* [WORK TO DO] Determine how many lines in these records hold "name". Only the number is wanted.

* [DATA PROVIDED]
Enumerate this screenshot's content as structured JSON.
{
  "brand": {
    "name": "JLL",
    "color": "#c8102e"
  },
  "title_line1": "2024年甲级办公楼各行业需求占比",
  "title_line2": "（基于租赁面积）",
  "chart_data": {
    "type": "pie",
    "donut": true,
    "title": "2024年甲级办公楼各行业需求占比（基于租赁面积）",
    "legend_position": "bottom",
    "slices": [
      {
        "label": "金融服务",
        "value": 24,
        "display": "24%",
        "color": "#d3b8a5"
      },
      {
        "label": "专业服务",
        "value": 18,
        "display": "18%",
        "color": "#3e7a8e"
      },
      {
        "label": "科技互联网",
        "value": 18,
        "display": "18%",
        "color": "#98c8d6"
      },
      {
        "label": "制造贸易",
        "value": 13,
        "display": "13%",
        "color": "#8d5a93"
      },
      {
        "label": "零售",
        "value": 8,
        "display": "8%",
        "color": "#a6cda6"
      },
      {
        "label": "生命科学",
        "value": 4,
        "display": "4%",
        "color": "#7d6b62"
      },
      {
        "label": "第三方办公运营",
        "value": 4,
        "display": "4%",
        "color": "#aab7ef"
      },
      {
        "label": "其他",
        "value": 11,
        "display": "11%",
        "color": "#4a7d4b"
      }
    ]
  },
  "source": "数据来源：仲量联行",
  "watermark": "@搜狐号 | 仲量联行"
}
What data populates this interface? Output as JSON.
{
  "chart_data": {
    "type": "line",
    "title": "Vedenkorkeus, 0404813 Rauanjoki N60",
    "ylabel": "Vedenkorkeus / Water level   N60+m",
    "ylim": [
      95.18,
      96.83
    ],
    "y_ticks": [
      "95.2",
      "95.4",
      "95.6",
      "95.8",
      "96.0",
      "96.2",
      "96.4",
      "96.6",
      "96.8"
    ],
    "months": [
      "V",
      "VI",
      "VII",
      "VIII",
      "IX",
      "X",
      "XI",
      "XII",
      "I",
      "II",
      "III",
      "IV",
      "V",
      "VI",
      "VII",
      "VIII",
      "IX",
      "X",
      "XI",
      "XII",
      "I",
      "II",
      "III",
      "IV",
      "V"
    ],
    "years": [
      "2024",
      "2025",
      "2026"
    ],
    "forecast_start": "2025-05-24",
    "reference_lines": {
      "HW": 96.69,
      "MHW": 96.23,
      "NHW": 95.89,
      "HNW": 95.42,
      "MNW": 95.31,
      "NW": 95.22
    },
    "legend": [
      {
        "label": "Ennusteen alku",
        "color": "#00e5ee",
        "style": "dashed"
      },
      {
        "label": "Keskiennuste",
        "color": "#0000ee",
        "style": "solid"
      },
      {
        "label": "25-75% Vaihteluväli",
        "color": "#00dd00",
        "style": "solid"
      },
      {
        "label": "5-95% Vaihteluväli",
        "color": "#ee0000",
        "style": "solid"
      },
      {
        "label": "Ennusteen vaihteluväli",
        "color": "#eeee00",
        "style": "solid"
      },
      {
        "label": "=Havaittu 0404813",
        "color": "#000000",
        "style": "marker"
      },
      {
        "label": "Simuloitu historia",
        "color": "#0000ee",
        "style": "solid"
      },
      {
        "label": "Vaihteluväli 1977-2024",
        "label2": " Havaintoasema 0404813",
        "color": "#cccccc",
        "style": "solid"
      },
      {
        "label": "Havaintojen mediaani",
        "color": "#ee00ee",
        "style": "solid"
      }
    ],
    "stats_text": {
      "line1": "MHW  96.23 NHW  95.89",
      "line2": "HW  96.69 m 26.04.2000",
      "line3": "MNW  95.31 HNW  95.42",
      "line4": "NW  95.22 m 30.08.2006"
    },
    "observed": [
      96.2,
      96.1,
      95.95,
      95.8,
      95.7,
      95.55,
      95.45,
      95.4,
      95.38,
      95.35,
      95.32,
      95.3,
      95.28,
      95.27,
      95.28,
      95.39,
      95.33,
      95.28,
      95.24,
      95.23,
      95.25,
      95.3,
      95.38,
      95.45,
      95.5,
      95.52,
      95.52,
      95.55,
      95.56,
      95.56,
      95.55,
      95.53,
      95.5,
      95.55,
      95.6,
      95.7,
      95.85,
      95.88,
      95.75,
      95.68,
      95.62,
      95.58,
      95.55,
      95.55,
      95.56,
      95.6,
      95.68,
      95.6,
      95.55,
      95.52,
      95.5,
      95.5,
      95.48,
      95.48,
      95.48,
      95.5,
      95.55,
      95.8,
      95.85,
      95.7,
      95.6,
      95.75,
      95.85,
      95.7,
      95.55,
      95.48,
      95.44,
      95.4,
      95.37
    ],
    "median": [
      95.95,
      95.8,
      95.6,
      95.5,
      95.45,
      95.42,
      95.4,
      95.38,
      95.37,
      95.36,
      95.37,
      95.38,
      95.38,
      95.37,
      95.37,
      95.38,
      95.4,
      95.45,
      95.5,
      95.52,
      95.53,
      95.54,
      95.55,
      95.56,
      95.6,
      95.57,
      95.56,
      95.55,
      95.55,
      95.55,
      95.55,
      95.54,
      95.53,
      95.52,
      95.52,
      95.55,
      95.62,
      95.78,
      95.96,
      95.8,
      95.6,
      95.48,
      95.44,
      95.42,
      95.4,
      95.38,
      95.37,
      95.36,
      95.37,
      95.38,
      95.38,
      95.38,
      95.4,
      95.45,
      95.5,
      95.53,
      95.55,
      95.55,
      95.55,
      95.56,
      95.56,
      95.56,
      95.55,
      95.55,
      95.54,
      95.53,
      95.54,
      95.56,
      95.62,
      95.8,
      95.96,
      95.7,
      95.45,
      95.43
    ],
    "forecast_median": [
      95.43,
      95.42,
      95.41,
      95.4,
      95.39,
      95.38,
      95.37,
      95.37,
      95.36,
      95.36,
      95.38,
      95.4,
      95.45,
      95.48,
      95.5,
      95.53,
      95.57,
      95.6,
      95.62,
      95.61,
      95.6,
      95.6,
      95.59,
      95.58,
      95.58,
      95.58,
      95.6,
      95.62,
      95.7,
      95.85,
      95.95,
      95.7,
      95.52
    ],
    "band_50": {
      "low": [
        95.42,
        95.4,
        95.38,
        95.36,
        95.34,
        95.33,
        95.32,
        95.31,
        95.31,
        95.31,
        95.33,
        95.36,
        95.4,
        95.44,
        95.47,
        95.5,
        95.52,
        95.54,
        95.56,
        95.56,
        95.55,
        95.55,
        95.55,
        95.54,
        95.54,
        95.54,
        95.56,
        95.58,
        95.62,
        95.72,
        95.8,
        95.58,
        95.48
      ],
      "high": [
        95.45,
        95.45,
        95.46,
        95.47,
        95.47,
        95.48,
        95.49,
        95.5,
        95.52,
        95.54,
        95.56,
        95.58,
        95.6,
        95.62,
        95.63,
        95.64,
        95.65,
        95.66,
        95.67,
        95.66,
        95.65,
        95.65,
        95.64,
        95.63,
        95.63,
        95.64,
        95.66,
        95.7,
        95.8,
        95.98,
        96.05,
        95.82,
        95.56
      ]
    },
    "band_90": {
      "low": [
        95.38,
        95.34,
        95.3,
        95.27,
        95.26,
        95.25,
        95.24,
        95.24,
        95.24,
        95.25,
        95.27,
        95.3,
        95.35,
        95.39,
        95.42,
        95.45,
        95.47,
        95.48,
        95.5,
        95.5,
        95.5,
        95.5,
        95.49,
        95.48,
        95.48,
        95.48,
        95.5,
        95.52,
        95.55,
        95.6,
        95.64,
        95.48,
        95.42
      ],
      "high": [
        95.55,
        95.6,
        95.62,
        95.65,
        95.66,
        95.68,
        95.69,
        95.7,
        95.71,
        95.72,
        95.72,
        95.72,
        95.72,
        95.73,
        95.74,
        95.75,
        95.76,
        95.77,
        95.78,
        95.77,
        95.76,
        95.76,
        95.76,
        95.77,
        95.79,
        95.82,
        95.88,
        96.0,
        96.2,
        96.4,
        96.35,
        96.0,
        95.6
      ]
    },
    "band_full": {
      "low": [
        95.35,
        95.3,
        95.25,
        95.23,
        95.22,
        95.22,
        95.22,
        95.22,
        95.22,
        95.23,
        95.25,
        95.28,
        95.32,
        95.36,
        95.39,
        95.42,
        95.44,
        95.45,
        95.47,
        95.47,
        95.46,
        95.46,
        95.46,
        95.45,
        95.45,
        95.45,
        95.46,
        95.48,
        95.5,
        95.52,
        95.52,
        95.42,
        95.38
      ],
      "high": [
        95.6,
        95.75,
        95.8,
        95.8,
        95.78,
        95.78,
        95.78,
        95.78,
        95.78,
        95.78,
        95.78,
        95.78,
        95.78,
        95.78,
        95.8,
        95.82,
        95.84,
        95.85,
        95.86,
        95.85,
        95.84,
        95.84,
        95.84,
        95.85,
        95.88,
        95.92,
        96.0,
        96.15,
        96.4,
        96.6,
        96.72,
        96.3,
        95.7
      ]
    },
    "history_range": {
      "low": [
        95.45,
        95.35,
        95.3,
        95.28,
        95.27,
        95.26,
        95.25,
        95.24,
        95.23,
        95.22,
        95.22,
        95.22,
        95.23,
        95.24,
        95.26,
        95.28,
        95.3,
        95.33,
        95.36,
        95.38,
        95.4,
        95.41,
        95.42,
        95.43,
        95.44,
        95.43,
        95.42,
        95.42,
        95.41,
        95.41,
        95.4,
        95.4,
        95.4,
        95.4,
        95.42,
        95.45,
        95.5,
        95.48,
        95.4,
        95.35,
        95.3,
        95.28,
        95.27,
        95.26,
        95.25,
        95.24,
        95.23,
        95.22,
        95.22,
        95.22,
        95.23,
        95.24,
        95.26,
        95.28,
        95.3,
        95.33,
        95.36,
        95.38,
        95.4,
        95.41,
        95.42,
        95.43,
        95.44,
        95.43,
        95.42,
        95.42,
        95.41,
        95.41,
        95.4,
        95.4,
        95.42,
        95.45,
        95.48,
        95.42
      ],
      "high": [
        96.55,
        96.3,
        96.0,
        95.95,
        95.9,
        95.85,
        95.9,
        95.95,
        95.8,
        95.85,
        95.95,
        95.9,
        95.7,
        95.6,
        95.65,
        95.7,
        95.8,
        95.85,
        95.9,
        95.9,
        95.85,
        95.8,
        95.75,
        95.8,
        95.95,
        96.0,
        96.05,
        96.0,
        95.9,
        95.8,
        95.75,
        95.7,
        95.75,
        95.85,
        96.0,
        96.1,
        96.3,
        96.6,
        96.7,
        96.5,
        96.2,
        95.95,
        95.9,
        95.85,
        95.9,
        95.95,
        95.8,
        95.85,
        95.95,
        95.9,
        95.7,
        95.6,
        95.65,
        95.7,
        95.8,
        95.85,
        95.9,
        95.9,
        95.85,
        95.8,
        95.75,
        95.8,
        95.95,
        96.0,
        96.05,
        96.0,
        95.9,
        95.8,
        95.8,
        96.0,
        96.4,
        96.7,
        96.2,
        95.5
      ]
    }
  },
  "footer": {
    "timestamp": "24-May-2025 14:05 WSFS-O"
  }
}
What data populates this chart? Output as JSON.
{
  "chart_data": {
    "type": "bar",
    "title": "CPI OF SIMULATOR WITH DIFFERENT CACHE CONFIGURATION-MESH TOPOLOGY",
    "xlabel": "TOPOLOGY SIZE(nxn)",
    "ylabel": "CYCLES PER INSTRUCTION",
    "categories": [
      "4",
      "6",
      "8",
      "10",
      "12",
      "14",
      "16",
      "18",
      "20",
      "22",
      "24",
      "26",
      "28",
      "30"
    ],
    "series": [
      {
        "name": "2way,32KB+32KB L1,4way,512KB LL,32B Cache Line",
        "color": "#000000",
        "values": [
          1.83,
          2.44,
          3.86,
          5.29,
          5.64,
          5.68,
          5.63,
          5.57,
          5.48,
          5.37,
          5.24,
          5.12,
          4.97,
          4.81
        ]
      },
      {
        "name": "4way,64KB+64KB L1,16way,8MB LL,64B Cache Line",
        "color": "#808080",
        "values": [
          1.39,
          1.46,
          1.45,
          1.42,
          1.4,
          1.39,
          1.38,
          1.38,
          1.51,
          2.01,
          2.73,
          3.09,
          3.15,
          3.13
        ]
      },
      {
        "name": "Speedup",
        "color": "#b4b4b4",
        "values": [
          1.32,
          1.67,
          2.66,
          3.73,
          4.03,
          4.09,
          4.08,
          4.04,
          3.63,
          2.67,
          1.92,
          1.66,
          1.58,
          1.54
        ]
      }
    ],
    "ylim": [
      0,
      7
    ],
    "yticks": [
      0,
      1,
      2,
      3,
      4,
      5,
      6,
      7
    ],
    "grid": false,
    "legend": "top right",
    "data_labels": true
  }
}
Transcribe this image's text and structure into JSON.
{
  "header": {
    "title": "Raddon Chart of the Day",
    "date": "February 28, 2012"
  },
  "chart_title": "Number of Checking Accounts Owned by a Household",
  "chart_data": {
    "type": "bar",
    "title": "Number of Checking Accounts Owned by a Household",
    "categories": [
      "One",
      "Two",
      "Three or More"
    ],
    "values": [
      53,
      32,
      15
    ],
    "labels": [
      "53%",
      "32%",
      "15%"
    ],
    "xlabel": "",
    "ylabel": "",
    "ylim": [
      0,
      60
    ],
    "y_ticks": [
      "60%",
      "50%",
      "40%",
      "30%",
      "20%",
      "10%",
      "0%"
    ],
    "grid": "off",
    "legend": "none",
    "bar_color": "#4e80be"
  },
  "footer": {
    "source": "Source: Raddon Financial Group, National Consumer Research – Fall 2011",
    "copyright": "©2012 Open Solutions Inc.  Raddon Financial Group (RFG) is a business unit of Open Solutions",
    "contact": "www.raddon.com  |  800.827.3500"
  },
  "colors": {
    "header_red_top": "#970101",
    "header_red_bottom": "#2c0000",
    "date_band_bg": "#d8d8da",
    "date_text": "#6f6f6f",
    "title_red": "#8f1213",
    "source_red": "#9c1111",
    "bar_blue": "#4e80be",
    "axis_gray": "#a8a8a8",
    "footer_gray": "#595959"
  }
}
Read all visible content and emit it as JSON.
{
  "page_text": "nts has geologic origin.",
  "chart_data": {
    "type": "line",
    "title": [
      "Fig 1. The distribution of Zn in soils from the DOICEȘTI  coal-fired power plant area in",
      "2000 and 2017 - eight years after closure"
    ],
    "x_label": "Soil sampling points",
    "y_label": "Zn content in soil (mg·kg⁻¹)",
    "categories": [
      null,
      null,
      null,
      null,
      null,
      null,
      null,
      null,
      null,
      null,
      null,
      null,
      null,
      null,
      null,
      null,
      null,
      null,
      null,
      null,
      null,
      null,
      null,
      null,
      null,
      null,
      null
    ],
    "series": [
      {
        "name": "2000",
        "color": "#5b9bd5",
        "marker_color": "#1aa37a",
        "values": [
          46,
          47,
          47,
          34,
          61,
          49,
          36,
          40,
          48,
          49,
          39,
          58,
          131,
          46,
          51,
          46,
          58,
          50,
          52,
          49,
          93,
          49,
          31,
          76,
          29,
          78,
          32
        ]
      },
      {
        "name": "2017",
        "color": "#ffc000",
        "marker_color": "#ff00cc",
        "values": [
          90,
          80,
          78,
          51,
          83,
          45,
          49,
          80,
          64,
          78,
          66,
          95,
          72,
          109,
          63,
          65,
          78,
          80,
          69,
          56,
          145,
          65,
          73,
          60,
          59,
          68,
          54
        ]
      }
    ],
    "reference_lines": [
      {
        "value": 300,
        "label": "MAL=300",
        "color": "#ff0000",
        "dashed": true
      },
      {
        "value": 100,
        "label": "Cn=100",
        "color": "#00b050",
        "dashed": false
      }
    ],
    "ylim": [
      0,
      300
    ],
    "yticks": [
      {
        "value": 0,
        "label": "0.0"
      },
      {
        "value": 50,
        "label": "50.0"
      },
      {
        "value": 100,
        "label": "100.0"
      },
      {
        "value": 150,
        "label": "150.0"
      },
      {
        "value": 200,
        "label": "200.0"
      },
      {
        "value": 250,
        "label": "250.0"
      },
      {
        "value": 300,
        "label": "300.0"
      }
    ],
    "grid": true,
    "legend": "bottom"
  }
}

* [EXPECTED ANSWER] 6